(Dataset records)
──────

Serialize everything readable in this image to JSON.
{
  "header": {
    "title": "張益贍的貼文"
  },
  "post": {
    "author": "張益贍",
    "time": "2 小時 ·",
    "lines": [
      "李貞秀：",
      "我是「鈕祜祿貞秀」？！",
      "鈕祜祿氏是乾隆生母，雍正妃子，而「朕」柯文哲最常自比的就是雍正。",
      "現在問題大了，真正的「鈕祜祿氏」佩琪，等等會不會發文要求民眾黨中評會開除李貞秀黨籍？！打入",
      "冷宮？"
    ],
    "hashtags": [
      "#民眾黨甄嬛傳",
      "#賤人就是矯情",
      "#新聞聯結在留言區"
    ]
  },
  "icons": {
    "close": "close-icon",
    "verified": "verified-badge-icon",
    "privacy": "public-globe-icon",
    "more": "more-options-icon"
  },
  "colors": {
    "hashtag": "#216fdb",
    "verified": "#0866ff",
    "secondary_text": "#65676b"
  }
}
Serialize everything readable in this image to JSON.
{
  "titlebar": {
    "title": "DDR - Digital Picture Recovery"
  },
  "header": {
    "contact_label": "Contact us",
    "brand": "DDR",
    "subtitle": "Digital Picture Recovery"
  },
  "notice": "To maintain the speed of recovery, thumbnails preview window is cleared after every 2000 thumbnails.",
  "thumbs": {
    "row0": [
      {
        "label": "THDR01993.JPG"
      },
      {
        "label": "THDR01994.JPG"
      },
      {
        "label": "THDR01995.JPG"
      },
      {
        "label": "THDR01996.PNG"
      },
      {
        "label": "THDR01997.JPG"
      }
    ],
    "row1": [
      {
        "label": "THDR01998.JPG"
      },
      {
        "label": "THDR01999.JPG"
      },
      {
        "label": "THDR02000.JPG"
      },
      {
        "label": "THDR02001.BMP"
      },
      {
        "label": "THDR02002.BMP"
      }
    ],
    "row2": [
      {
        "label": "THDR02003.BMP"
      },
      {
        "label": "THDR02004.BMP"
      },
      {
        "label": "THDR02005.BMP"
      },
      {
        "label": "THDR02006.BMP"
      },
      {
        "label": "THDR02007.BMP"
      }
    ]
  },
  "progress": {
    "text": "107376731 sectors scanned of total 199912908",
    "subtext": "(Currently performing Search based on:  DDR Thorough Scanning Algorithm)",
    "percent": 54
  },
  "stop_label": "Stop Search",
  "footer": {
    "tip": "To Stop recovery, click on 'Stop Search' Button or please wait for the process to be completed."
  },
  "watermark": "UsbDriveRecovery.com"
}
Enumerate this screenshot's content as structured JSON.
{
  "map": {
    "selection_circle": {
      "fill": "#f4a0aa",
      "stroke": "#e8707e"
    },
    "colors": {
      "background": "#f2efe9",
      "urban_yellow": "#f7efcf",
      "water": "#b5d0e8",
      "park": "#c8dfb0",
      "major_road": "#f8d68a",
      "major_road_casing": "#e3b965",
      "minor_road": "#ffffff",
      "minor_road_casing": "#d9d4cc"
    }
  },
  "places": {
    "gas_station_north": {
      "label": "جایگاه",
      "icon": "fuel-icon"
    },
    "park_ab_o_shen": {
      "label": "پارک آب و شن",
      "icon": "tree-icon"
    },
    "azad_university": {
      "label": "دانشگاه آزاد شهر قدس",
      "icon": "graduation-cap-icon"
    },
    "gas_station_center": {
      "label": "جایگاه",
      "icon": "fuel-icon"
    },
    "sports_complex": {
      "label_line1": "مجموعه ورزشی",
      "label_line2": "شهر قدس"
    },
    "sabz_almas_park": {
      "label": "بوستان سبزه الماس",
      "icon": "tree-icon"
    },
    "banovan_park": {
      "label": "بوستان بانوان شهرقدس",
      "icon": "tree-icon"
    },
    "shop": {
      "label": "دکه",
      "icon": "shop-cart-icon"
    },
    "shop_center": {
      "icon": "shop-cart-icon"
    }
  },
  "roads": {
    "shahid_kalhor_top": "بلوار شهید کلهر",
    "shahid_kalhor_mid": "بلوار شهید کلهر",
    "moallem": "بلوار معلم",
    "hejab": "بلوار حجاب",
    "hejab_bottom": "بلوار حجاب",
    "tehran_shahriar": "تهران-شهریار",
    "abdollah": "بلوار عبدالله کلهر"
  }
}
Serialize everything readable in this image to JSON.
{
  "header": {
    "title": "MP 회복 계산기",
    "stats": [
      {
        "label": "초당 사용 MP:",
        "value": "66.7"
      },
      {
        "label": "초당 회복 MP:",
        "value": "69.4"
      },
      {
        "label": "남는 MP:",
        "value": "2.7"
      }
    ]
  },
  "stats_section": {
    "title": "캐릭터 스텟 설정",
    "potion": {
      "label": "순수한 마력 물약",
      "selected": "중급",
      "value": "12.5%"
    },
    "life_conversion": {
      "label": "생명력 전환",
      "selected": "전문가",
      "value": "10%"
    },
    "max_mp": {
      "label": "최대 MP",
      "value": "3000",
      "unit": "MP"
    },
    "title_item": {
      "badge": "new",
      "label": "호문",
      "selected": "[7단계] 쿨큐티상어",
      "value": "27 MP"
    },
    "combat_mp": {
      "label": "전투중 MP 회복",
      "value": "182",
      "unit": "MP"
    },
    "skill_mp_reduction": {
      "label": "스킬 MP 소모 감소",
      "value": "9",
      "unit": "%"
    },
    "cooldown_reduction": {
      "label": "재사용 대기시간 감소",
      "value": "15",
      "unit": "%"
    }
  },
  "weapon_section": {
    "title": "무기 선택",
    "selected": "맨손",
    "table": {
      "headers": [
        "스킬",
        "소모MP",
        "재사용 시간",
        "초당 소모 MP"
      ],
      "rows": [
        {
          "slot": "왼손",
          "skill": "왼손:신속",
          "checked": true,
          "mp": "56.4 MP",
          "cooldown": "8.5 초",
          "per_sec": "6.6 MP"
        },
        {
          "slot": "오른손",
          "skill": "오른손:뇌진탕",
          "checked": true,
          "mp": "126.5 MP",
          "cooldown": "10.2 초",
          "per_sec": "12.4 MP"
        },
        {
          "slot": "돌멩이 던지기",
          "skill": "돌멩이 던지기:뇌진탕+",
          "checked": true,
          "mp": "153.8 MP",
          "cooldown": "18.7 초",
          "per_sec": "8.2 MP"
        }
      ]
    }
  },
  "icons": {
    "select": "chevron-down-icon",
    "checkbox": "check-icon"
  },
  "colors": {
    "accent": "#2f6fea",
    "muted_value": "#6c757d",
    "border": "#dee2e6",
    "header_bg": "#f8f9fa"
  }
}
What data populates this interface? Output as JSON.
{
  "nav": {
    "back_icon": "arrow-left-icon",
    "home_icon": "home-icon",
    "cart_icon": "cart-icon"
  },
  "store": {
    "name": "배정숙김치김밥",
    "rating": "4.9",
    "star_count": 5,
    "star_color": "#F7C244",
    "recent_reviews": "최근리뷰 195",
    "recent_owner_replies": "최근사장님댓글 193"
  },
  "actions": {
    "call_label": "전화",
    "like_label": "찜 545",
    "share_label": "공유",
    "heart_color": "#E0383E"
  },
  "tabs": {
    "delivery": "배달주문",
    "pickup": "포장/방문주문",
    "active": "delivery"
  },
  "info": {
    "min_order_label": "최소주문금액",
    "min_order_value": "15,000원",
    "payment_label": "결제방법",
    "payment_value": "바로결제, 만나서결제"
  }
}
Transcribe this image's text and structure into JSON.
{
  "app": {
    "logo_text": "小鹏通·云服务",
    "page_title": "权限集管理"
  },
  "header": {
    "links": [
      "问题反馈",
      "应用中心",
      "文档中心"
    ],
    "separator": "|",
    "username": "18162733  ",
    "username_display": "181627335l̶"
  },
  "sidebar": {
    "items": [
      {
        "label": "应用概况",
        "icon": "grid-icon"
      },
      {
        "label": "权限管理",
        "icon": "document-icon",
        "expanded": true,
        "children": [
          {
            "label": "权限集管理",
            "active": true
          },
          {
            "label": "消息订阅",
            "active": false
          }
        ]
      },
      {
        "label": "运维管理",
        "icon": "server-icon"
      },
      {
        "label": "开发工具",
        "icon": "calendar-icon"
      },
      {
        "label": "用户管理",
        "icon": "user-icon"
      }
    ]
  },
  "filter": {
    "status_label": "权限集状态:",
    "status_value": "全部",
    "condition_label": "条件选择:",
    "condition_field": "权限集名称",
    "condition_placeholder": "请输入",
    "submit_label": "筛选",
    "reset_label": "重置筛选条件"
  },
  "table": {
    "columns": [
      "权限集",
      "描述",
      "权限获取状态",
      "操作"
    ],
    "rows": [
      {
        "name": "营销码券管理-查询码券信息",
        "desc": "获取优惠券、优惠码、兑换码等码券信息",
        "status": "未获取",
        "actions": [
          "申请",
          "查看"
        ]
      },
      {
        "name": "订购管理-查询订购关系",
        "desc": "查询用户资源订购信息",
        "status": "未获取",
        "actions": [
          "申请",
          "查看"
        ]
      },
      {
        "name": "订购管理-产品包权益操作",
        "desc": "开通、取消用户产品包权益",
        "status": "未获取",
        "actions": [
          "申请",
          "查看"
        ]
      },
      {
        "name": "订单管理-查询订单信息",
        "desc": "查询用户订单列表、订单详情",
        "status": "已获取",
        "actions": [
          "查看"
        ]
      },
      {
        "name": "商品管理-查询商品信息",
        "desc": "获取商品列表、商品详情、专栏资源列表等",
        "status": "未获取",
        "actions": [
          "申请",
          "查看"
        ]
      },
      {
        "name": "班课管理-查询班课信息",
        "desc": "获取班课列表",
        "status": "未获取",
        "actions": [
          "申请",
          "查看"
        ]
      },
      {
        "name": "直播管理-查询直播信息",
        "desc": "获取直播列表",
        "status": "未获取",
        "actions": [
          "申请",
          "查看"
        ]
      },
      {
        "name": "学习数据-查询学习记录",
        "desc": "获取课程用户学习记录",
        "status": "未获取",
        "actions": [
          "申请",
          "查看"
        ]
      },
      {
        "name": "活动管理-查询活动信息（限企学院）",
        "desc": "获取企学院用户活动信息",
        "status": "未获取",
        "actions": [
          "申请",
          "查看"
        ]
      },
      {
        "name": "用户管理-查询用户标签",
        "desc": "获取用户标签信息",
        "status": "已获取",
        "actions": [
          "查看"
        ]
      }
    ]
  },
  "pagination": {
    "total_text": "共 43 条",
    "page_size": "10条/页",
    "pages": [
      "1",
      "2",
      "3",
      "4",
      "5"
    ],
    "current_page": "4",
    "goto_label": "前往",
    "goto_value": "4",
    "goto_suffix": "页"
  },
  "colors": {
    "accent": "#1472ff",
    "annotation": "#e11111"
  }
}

──────

WRITTEN EXERCISE: Count every line of the records that holds the string "badge". Write only the total.

EXERCISE OUTPUT: 2